__Aim of the exercise__
Output the line containing "Read this page and output its text content." and each line after it through the end of the data, exactly as written, with pictures left out.

__Items from a dataset__
Begin

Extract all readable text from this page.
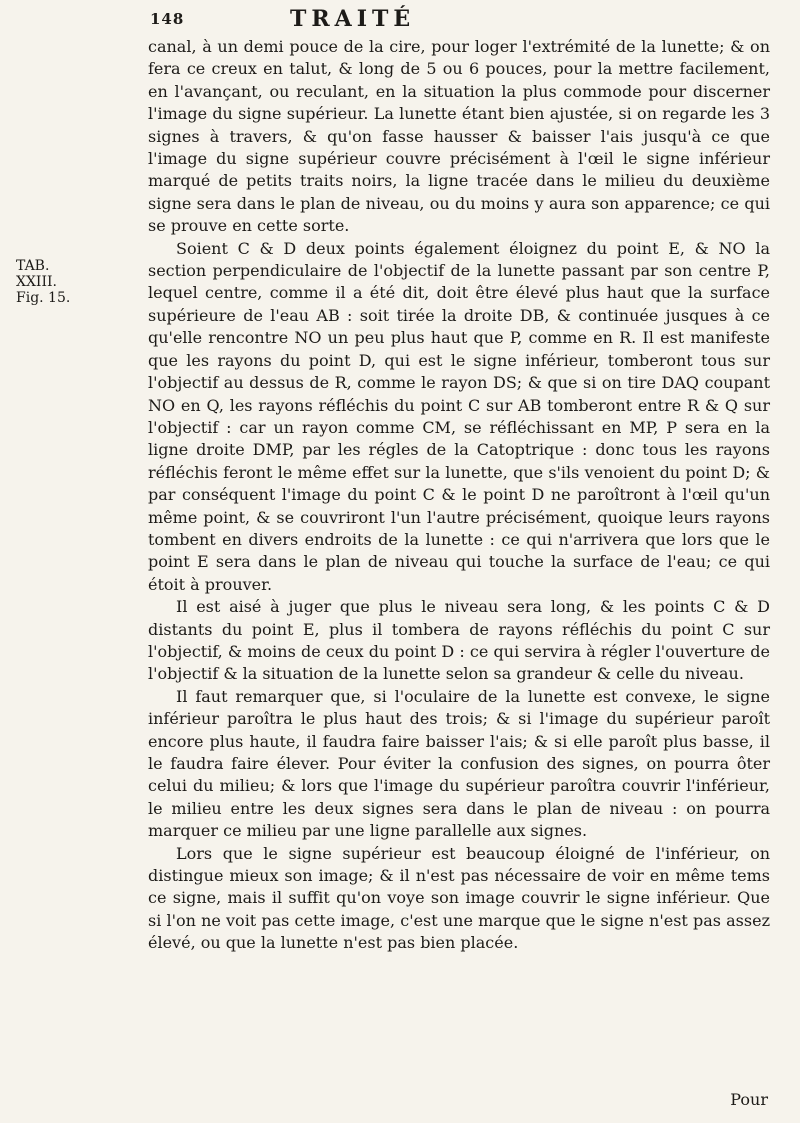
148	TRAITÉ
TAB.
XXIII.
Fig. 15.

canal, à un demi pouce de la cire, pour loger l'extrémité de la lunette; & on fera ce creux en talut, & long de 5 ou 6 pouces, pour la mettre facilement, en l'avançant, ou reculant, en la situation la plus commode pour discerner l'image du signe supérieur. La lunette étant bien ajustée, si on regarde les 3 signes à travers, & qu'on fasse hausser & baisser l'ais jusqu'à ce que l'image du signe supérieur couvre précisément à l'œil le signe inférieur marqué de petits traits noirs, la ligne tracée dans le milieu du deuxième signe sera dans le plan de niveau, ou du moins y aura son apparence; ce qui se prouve en cette sorte.

Soient C & D deux points également éloignez du point E, & NO la section perpendiculaire de l'objectif de la lunette passant par son centre P, lequel centre, comme il a été dit, doit être élevé plus haut que la surface supérieure de l'eau AB : soit tirée la droite DB, & continuée jusques à ce qu'elle rencontre NO un peu plus haut que P, comme en R. Il est manifeste que les rayons du point D, qui est le signe inférieur, tomberont tous sur l'objectif au dessus de R, comme le rayon DS; & que si on tire DAQ coupant NO en Q, les rayons réfléchis du point C sur AB tomberont entre R & Q sur l'objectif : car un rayon comme CM, se réfléchissant en MP, P sera en la ligne droite DMP, par les régles de la Catoptrique : donc tous les rayons réfléchis feront le même effet sur la lunette, que s'ils venoient du point D; & par conséquent l'image du point C & le point D ne paroîtront à l'œil qu'un même point, & se couvriront l'un l'autre précisément, quoique leurs rayons tombent en divers endroits de la lunette : ce qui n'arrivera que lors que le point E sera dans le plan de niveau qui touche la surface de l'eau; ce qui étoit à prouver.

Il est aisé à juger que plus le niveau sera long, & les points C & D distants du point E, plus il tombera de rayons réfléchis du point C sur l'objectif, & moins de ceux du point D : ce qui servira à régler l'ouverture de l'objectif & la situation de la lunette selon sa grandeur & celle du niveau.

Il faut remarquer que, si l'oculaire de la lunette est convexe, le signe inférieur paroîtra le plus haut des trois; & si l'image du supérieur paroît encore plus haute, il faudra faire baisser l'ais; & si elle paroît plus basse, il le faudra faire élever. Pour éviter la confusion des signes, on pourra ôter celui du milieu; & lors que l'image du supérieur paroîtra couvrir l'inférieur, le milieu entre les deux signes sera dans le plan de niveau : on pourra marquer ce milieu par une ligne parallelle aux signes.

Lors que le signe supérieur est beaucoup éloigné de l'inférieur, on distingue mieux son image; & il n'est pas nécessaire de voir en même tems ce signe, mais il suffit qu'on voye son image couvrir le signe inférieur. Que si l'on ne voit pas cette image, c'est une marque que le signe n'est pas assez élevé, ou que la lunette n'est pas bien placée.

Pour
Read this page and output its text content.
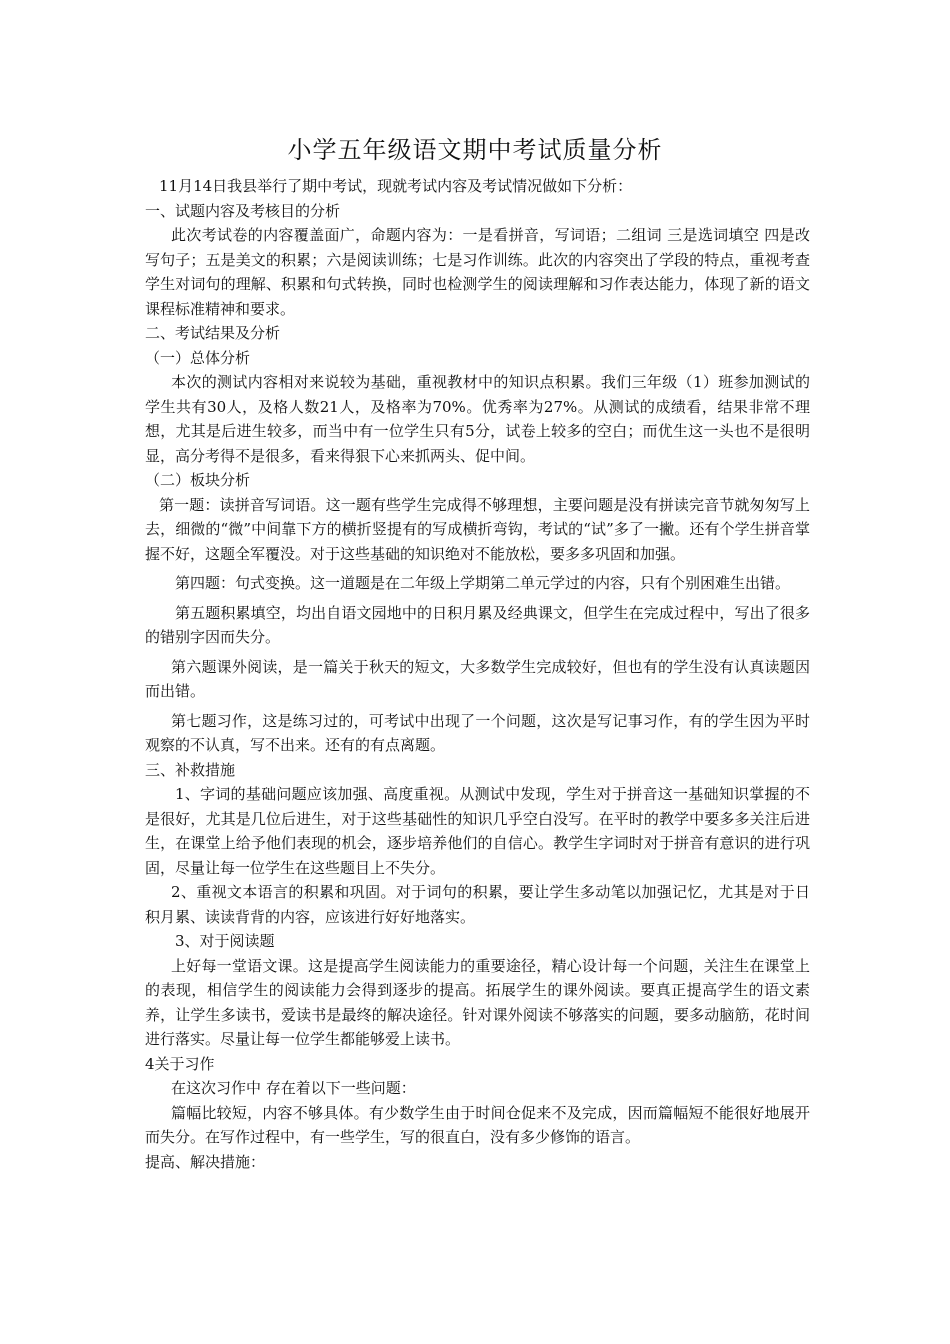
小学五年级语文期中考试质量分析

11月14日我县举行了期中考试，现就考试内容及考试情况做如下分析：

一、试题内容及考核目的分析

此次考试卷的内容覆盖面广，命题内容为：一是看拼音，写词语；二组词 三是选词填空 四是改写句子；五是美文的积累；六是阅读训练；七是习作训练。此次的内容突出了学段的特点，重视考查学生对词句的理解、积累和句式转换，同时也检测学生的阅读理解和习作表达能力，体现了新的语文课程标准精神和要求。

二、考试结果及分析

（一）总体分析

本次的测试内容相对来说较为基础，重视教材中的知识点积累。我们三年级（1）班参加测试的学生共有30人，及格人数21人，及格率为70%。优秀率为27%。从测试的成绩看，结果非常不理想，尤其是后进生较多，而当中有一位学生只有5分，试卷上较多的空白；而优生这一头也不是很明显，高分考得不是很多，看来得狠下心来抓两头、促中间。

（二）板块分析

第一题：读拼音写词语。这一题有些学生完成得不够理想，主要问题是没有拼读完音节就匆匆写上去，细微的“微”中间靠下方的横折竖提有的写成横折弯钩，考试的“试”多了一撇。还有个学生拼音掌握不好，这题全军覆没。对于这些基础的知识绝对不能放松，要多多巩固和加强。

第四题：句式变换。这一道题是在二年级上学期第二单元学过的内容，只有个别困难生出错。

第五题积累填空，均出自语文园地中的日积月累及经典课文，但学生在完成过程中，写出了很多的错别字因而失分。

第六题课外阅读，是一篇关于秋天的短文，大多数学生完成较好，但也有的学生没有认真读题因而出错。

第七题习作，这是练习过的，可考试中出现了一个问题，这次是写记事习作，有的学生因为平时观察的不认真，写不出来。还有的有点离题。

三、补救措施

1、字词的基础问题应该加强、高度重视。从测试中发现，学生对于拼音这一基础知识掌握的不是很好，尤其是几位后进生，对于这些基础性的知识几乎空白没写。在平时的教学中要多多关注后进生，在课堂上给予他们表现的机会，逐步培养他们的自信心。教学生字词时对于拼音有意识的进行巩固，尽量让每一位学生在这些题目上不失分。

2、重视文本语言的积累和巩固。对于词句的积累，要让学生多动笔以加强记忆，尤其是对于日积月累、读读背背的内容，应该进行好好地落实。

3、对于阅读题

上好每一堂语文课。这是提高学生阅读能力的重要途径，精心设计每一个问题，关注生在课堂上的表现，相信学生的阅读能力会得到逐步的提高。拓展学生的课外阅读。要真正提高学生的语文素养，让学生多读书，爱读书是最终的解决途径。针对课外阅读不够落实的问题，要多动脑筋，花时间进行落实。尽量让每一位学生都能够爱上读书。

4关于习作

在这次习作中 存在着以下一些问题：

篇幅比较短，内容不够具体。有少数学生由于时间仓促来不及完成，因而篇幅短不能很好地展开而失分。在写作过程中，有一些学生，写的很直白，没有多少修饰的语言。

提高、解决措施：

End

__Answer to this exercise__
Read this page and output its text content.
小学五年级语文期中考试质量分析

11月14日我县举行了期中考试，现就考试内容及考试情况做如下分析：

一、试题内容及考核目的分析

此次考试卷的内容覆盖面广，命题内容为：一是看拼音，写词语；二组词 三是选词填空 四是改写句子；五是美文的积累；六是阅读训练；七是习作训练。此次的内容突出了学段的特点，重视考查学生对词句的理解、积累和句式转换，同时也检测学生的阅读理解和习作表达能力，体现了新的语文课程标准精神和要求。

二、考试结果及分析

（一）总体分析

本次的测试内容相对来说较为基础，重视教材中的知识点积累。我们三年级（1）班参加测试的学生共有30人，及格人数21人，及格率为70%。优秀率为27%。从测试的成绩看，结果非常不理想，尤其是后进生较多，而当中有一位学生只有5分，试卷上较多的空白；而优生这一头也不是很明显，高分考得不是很多，看来得狠下心来抓两头、促中间。

（二）板块分析

第一题：读拼音写词语。这一题有些学生完成得不够理想，主要问题是没有拼读完音节就匆匆写上去，细微的“微”中间靠下方的横折竖提有的写成横折弯钩，考试的“试”多了一撇。还有个学生拼音掌握不好，这题全军覆没。对于这些基础的知识绝对不能放松，要多多巩固和加强。

第四题：句式变换。这一道题是在二年级上学期第二单元学过的内容，只有个别困难生出错。

第五题积累填空，均出自语文园地中的日积月累及经典课文，但学生在完成过程中，写出了很多的错别字因而失分。

第六题课外阅读，是一篇关于秋天的短文，大多数学生完成较好，但也有的学生没有认真读题因而出错。

第七题习作，这是练习过的，可考试中出现了一个问题，这次是写记事习作，有的学生因为平时观察的不认真，写不出来。还有的有点离题。

三、补救措施

1、字词的基础问题应该加强、高度重视。从测试中发现，学生对于拼音这一基础知识掌握的不是很好，尤其是几位后进生，对于这些基础性的知识几乎空白没写。在平时的教学中要多多关注后进生，在课堂上给予他们表现的机会，逐步培养他们的自信心。教学生字词时对于拼音有意识的进行巩固，尽量让每一位学生在这些题目上不失分。

2、重视文本语言的积累和巩固。对于词句的积累，要让学生多动笔以加强记忆，尤其是对于日积月累、读读背背的内容，应该进行好好地落实。

3、对于阅读题

上好每一堂语文课。这是提高学生阅读能力的重要途径，精心设计每一个问题，关注生在课堂上的表现，相信学生的阅读能力会得到逐步的提高。拓展学生的课外阅读。要真正提高学生的语文素养，让学生多读书，爱读书是最终的解决途径。针对课外阅读不够落实的问题，要多动脑筋，花时间进行落实。尽量让每一位学生都能够爱上读书。

4关于习作

在这次习作中 存在着以下一些问题：

篇幅比较短，内容不够具体。有少数学生由于时间仓促来不及完成，因而篇幅短不能很好地展开而失分。在写作过程中，有一些学生，写的很直白，没有多少修饰的语言。

提高、解决措施：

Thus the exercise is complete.